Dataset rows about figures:
★ ★ ★ ★ ★ ★ ★

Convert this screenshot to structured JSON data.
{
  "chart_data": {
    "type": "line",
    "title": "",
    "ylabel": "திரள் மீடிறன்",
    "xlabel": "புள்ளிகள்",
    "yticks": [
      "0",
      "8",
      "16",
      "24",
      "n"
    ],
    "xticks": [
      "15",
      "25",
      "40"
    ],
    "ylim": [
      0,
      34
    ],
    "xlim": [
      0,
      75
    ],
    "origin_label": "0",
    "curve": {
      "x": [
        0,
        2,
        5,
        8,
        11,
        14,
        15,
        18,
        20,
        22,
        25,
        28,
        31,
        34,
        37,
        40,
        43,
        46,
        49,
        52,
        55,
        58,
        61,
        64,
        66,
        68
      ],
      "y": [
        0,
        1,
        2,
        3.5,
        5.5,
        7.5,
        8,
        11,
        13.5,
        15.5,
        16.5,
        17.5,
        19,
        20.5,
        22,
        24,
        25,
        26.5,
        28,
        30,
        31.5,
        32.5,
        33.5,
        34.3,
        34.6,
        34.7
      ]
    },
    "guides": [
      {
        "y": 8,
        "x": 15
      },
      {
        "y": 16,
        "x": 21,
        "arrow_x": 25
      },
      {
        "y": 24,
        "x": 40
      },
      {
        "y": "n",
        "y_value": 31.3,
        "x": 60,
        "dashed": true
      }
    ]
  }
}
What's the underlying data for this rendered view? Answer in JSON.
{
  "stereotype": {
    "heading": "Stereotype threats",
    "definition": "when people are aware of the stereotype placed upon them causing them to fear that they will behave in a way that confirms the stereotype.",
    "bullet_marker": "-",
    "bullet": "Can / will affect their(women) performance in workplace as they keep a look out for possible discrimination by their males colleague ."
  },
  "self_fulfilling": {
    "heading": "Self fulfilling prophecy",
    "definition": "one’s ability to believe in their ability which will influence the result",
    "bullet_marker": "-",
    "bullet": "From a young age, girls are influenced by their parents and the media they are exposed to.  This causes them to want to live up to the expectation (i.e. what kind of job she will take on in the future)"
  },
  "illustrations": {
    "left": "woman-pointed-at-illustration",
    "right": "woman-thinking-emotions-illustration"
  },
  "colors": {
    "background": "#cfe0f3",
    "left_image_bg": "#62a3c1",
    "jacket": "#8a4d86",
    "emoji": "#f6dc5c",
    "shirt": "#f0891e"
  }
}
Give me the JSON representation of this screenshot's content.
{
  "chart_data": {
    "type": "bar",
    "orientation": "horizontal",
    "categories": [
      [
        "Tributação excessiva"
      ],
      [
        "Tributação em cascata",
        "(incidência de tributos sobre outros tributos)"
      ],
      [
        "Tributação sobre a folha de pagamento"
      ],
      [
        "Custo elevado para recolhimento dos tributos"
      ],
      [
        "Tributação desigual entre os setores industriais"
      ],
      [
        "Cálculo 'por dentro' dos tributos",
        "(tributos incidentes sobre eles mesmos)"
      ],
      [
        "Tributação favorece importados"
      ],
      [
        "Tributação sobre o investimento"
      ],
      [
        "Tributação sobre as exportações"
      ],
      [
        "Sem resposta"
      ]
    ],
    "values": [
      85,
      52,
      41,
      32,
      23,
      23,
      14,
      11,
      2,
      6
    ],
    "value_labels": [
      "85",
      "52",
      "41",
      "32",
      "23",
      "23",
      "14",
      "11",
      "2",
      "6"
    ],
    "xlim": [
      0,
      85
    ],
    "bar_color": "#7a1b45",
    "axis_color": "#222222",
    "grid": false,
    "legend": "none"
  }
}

★ ★ ★ ★ ★ ★ ★

# Exercise description:
Each line with the string "heading" in it needs to be found and copied.

# Full response:
    "heading": "Stereotype threats",
    "heading": "Self fulfilling prophecy",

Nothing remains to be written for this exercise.